[Data rows]
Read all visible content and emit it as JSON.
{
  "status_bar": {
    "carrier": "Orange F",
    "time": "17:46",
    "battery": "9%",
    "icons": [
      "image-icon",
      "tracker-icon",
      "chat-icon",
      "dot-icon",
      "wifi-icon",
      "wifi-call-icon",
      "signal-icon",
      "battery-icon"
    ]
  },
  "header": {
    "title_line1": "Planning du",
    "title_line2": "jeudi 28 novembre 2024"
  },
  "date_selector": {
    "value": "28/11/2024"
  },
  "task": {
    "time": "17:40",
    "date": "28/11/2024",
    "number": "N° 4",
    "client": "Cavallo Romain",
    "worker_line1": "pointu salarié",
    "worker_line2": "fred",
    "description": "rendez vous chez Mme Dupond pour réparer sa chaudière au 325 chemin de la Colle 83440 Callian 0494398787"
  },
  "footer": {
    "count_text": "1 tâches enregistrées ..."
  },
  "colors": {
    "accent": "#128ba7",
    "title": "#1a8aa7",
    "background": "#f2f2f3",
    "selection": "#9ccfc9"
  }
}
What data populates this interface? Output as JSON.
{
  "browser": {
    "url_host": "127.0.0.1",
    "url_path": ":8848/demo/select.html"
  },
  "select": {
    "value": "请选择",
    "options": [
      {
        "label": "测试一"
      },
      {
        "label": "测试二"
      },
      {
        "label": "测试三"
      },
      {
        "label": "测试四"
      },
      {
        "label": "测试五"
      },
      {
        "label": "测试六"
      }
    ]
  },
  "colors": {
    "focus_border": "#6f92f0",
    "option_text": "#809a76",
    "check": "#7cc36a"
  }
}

[Written instruction]
Every line of the data above should be reproduced word for word.

[Solution for this task]
Read all visible content and emit it as JSON.
{
  "status_bar": {
    "carrier": "Orange F",
    "time": "17:46",
    "battery": "9%",
    "icons": [
      "image-icon",
      "tracker-icon",
      "chat-icon",
      "dot-icon",
      "wifi-icon",
      "wifi-call-icon",
      "signal-icon",
      "battery-icon"
    ]
  },
  "header": {
    "title_line1": "Planning du",
    "title_line2": "jeudi 28 novembre 2024"
  },
  "date_selector": {
    "value": "28/11/2024"
  },
  "task": {
    "time": "17:40",
    "date": "28/11/2024",
    "number": "N° 4",
    "client": "Cavallo Romain",
    "worker_line1": "pointu salarié",
    "worker_line2": "fred",
    "description": "rendez vous chez Mme Dupond pour réparer sa chaudière au 325 chemin de la Colle 83440 Callian 0494398787"
  },
  "footer": {
    "count_text": "1 tâches enregistrées ..."
  },
  "colors": {
    "accent": "#128ba7",
    "title": "#1a8aa7",
    "background": "#f2f2f3",
    "selection": "#9ccfc9"
  }
}
What data populates this interface? Output as JSON.
{
  "browser": {
    "url_host": "127.0.0.1",
    "url_path": ":8848/demo/select.html"
  },
  "select": {
    "value": "请选择",
    "options": [
      {
        "label": "测试一"
      },
      {
        "label": "测试二"
      },
      {
        "label": "测试三"
      },
      {
        "label": "测试四"
      },
      {
        "label": "测试五"
      },
      {
        "label": "测试六"
      }
    ]
  },
  "colors": {
    "focus_border": "#6f92f0",
    "option_text": "#809a76",
    "check": "#7cc36a"
  }
}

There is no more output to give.